Can you write out the material again with each "value-label" swapped for "data-label", leaving everything else unchanged and omitting the pictures?

******

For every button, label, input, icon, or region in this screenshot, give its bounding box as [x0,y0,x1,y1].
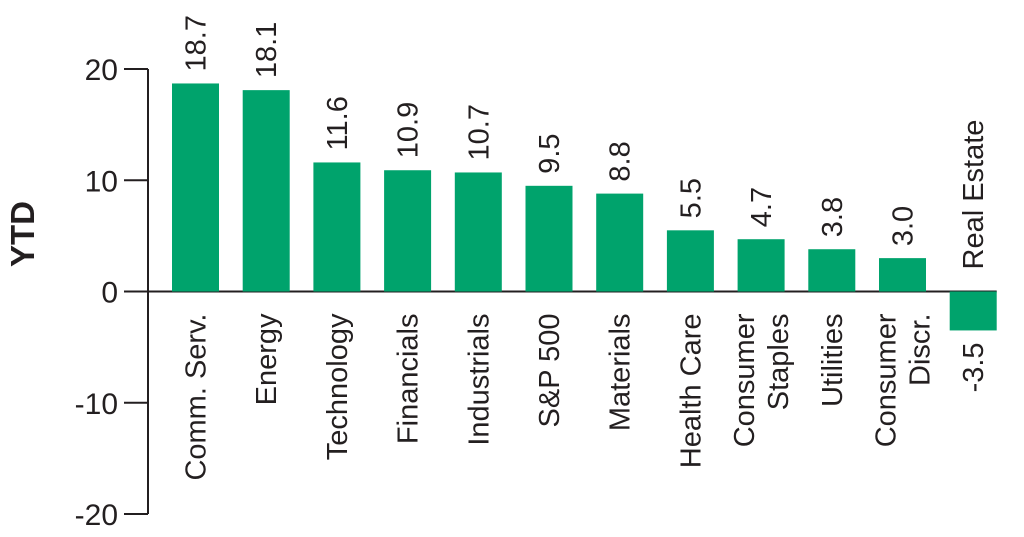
category-label: Consumer [729,313,761,447]
category-label: Discr. [905,314,937,387]
y-tick-label: 20 [85,54,118,87]
category-label: S&P 500 [534,314,566,428]
category-label: Energy [251,313,283,405]
bar [737,239,785,292]
category-label: Utilities [817,314,849,407]
category-label: Health Care [675,314,707,469]
bar [313,162,361,292]
value-label: 3.0 [888,206,920,246]
value-label: 10.7 [463,104,495,160]
category-label: Comm. Serv. [181,314,213,481]
bar [525,185,573,292]
value-label: 8.8 [605,141,637,181]
bar [596,193,644,292]
bar [384,170,432,292]
category-label: Technology [322,313,354,460]
y-tick-label: 0 [101,277,118,310]
y-tick-label: -20 [75,499,118,532]
category-label: Financials [393,314,425,445]
category-label: Industrials [463,314,495,446]
value-label: 18.1 [251,22,283,78]
value-label: 5.5 [675,178,707,218]
bars [172,83,997,331]
value-label: -3.5 [958,342,990,392]
bar [242,90,290,292]
category-label: Staples [763,314,795,411]
y-axis-label: YTD [4,201,41,267]
category-label: Real Estate [958,120,990,270]
bar [808,249,856,292]
category-label: Materials [605,314,637,432]
bar [879,258,926,292]
y-tick-label: -10 [75,388,118,421]
value-label: 3.8 [817,197,849,237]
bar [454,172,502,292]
y-tick-label: 10 [85,165,118,198]
bar [172,83,219,292]
value-label: 4.7 [746,187,778,227]
value-label: 9.5 [534,133,566,173]
value-label: 18.7 [181,15,213,71]
value-label: 10.9 [393,102,425,158]
bar [666,230,714,292]
labels: 18.7 Comm. Serv. 18.1 Energy 11.6 Technology 1… [181,15,991,481]
category-label: Consumer [871,313,903,447]
bar [949,291,997,331]
value-label: 11.6 [322,96,354,150]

******

* _ANSWER TO THIS TASK_
For every button, label, input, icon, or region in this screenshot, give its bounding box as [x0,y0,x1,y1].
category-label: Consumer [729,313,761,447]
category-label: Discr. [905,314,937,387]
y-tick-label: 20 [85,54,118,87]
category-label: S&P 500 [534,314,566,428]
category-label: Energy [251,313,283,405]
bar [737,239,785,292]
category-label: Utilities [817,314,849,407]
category-label: Health Care [675,314,707,469]
bar [313,162,361,292]
data-label: 3.0 [888,206,920,246]
data-label: 10.7 [463,104,495,160]
category-label: Comm. Serv. [181,314,213,481]
bar [525,185,573,292]
data-label: 8.8 [605,141,637,181]
bar [596,193,644,292]
bar [384,170,432,292]
category-label: Technology [322,313,354,460]
y-tick-label: 0 [101,277,118,310]
y-tick-label: -20 [75,499,118,532]
category-label: Financials [393,314,425,445]
category-label: Industrials [463,314,495,446]
data-label: 18.1 [251,22,283,78]
data-label: 5.5 [675,178,707,218]
bars [172,83,997,331]
data-label: -3.5 [958,342,990,392]
bar [242,90,290,292]
category-label: Staples [763,314,795,411]
y-axis-label: YTD [4,201,41,267]
category-label: Real Estate [958,120,990,270]
bar [808,249,856,292]
category-label: Materials [605,314,637,432]
bar [879,258,926,292]
y-tick-label: -10 [75,388,118,421]
data-label: 3.8 [817,197,849,237]
bar [454,172,502,292]
y-tick-label: 10 [85,165,118,198]
bar [172,83,219,292]
data-label: 4.7 [746,187,778,227]
data-label: 9.5 [534,133,566,173]
data-label: 18.7 [181,15,213,71]
data-label: 10.9 [393,102,425,158]
bar [666,230,714,292]
labels: 18.7 Comm. Serv. 18.1 Energy 11.6 Technology 1… [181,15,991,481]
category-label: Consumer [871,313,903,447]
bar [949,291,997,331]
data-label: 11.6 [322,96,354,150]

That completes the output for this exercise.